*EXERCISE*.
Look for the string "note" in the lines and copy each line that has it.

*MATERIAL PROVIDED*.
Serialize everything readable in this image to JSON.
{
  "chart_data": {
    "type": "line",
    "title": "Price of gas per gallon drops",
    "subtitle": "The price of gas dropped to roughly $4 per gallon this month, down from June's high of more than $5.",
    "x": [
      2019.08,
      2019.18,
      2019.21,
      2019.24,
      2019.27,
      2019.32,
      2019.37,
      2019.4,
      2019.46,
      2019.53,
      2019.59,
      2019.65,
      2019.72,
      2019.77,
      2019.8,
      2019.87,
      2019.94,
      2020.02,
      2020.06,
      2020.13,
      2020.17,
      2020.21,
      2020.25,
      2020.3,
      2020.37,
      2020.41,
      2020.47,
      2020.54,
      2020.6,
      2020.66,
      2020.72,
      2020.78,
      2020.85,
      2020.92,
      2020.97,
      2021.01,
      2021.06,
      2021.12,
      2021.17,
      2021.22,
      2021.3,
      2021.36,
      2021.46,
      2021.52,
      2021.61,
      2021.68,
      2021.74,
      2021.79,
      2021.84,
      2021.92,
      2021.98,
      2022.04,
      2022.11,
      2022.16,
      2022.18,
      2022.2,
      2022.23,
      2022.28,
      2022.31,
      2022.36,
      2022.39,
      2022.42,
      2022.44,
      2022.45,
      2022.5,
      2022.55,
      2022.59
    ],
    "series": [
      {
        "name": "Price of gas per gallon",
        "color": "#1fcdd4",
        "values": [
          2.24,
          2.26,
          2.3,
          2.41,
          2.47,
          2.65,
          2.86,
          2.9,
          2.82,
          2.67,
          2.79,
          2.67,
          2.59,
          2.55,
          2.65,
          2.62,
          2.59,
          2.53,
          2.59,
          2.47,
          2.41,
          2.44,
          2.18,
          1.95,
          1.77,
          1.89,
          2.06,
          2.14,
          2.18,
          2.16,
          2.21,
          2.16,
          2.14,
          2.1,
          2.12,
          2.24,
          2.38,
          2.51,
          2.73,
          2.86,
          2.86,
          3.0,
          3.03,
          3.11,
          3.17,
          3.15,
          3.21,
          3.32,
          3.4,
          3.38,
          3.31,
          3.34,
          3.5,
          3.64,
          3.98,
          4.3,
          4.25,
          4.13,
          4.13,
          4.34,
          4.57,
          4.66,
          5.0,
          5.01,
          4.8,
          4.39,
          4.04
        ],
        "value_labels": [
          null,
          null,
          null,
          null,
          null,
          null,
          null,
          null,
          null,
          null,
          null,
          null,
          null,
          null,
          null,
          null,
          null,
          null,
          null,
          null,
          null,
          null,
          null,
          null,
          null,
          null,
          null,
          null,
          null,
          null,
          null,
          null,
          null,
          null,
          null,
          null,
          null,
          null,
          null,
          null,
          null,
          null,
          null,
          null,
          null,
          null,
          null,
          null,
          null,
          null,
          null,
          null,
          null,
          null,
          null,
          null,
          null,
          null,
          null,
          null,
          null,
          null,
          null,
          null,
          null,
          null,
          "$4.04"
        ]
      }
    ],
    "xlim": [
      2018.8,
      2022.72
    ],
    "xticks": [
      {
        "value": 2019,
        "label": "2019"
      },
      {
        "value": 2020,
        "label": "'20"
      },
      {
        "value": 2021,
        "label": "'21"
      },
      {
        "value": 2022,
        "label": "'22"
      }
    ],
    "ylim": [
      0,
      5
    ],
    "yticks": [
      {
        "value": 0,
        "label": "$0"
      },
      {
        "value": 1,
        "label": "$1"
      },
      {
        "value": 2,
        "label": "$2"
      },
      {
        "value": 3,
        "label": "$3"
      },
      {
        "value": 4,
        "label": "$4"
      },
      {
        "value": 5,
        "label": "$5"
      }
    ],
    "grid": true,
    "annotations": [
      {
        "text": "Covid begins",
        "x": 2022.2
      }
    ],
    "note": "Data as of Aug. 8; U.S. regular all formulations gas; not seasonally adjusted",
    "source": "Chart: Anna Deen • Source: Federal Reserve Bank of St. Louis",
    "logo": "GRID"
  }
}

==

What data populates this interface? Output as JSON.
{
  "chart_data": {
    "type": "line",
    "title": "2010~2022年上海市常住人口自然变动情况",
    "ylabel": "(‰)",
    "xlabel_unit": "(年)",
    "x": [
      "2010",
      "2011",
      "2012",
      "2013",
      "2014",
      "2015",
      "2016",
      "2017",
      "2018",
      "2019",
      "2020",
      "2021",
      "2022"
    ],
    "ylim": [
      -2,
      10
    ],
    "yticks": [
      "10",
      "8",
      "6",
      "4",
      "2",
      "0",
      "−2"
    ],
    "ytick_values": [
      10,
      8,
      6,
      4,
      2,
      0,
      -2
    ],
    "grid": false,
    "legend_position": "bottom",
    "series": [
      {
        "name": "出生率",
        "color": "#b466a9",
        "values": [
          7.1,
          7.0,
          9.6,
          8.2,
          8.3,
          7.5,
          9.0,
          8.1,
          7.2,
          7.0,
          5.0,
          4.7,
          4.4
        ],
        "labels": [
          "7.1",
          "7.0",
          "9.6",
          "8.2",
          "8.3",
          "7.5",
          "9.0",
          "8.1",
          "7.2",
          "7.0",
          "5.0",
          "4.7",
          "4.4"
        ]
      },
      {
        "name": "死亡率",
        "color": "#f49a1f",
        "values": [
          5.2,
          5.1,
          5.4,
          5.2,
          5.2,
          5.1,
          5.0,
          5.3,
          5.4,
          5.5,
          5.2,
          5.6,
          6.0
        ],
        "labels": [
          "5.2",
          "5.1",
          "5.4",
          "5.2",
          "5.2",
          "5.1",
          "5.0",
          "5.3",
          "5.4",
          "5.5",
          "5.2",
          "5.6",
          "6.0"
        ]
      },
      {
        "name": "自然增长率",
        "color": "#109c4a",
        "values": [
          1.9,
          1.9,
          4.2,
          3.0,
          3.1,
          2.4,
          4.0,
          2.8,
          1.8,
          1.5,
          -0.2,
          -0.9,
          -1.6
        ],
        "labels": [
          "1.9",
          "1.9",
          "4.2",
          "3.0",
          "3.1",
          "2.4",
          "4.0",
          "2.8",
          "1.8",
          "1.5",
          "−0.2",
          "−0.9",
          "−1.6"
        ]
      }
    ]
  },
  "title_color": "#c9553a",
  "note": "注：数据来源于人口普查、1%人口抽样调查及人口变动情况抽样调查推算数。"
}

*OUTPUT FOR THIS TASK*.
    "note": "Data as of Aug. 8; U.S. regular all formulations gas; not seasonally adjusted",
  "note": "注：数据来源于人口普查、1%人口抽样调查及人口变动情况抽样调查推算数。"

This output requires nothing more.